Request » Look through the lines below and extract each one that contains "GOCCP".
Start of Provided data
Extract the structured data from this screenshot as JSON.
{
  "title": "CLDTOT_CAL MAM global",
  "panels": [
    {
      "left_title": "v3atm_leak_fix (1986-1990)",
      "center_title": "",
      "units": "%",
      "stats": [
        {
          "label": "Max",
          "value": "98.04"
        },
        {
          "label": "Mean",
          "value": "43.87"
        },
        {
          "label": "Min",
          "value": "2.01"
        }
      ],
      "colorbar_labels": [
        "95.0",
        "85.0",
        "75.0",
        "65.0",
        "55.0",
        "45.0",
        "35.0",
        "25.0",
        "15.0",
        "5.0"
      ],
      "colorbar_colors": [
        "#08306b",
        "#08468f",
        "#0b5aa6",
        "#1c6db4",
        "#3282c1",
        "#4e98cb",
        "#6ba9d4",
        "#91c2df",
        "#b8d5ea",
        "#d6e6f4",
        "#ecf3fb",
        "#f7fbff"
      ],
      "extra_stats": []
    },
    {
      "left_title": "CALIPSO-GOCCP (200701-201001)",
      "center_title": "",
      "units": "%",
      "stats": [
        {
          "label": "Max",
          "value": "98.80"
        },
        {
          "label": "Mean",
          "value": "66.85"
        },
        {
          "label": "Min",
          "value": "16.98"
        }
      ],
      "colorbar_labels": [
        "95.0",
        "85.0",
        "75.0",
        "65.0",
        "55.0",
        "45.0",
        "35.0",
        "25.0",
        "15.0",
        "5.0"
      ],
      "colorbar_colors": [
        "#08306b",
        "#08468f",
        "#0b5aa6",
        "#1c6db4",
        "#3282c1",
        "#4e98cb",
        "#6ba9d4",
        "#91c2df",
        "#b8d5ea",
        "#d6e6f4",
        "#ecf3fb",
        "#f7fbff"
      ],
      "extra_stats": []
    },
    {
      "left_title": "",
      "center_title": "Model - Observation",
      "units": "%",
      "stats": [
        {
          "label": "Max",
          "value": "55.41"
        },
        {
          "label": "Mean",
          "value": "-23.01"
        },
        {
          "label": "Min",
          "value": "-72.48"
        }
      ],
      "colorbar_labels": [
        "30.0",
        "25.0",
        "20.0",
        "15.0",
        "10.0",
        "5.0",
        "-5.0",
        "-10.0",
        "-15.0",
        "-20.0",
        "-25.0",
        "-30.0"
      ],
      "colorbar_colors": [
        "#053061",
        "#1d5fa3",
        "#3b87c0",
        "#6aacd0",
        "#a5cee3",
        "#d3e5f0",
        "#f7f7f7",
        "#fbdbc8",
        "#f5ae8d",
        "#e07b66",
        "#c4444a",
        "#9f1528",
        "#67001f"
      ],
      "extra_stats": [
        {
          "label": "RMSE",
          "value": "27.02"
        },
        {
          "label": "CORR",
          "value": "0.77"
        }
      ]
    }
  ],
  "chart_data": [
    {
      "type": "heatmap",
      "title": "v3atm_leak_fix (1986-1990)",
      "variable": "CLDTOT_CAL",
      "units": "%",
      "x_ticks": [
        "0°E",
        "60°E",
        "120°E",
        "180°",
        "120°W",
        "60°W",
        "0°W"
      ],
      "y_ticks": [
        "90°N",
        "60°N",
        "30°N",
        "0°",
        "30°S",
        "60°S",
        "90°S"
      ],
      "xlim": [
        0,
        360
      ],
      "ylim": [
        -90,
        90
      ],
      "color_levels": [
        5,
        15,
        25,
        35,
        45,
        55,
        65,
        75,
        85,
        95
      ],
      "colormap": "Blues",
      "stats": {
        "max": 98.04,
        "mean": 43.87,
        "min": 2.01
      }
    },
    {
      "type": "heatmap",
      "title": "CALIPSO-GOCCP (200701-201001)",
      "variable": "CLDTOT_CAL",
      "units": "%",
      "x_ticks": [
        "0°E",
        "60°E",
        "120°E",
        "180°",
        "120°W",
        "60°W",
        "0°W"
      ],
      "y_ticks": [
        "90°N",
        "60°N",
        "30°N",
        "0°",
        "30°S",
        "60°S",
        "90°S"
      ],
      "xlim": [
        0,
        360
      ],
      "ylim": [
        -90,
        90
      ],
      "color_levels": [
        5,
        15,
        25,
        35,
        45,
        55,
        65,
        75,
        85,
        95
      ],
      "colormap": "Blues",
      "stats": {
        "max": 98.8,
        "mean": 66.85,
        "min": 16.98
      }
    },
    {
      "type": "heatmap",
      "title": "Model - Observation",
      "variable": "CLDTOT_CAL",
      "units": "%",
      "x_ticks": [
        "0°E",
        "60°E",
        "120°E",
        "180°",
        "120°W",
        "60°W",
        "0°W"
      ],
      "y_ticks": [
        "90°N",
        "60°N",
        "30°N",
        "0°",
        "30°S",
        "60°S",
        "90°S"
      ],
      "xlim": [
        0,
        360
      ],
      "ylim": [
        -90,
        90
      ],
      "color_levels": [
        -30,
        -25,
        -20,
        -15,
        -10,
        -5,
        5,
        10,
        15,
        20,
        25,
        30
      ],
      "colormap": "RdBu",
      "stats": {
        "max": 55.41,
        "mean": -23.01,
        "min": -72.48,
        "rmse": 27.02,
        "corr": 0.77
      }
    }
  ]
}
End of Provided data
Exercise response »
      "left_title": "CALIPSO-GOCCP (200701-201001)",
      "title": "CALIPSO-GOCCP (200701-201001)",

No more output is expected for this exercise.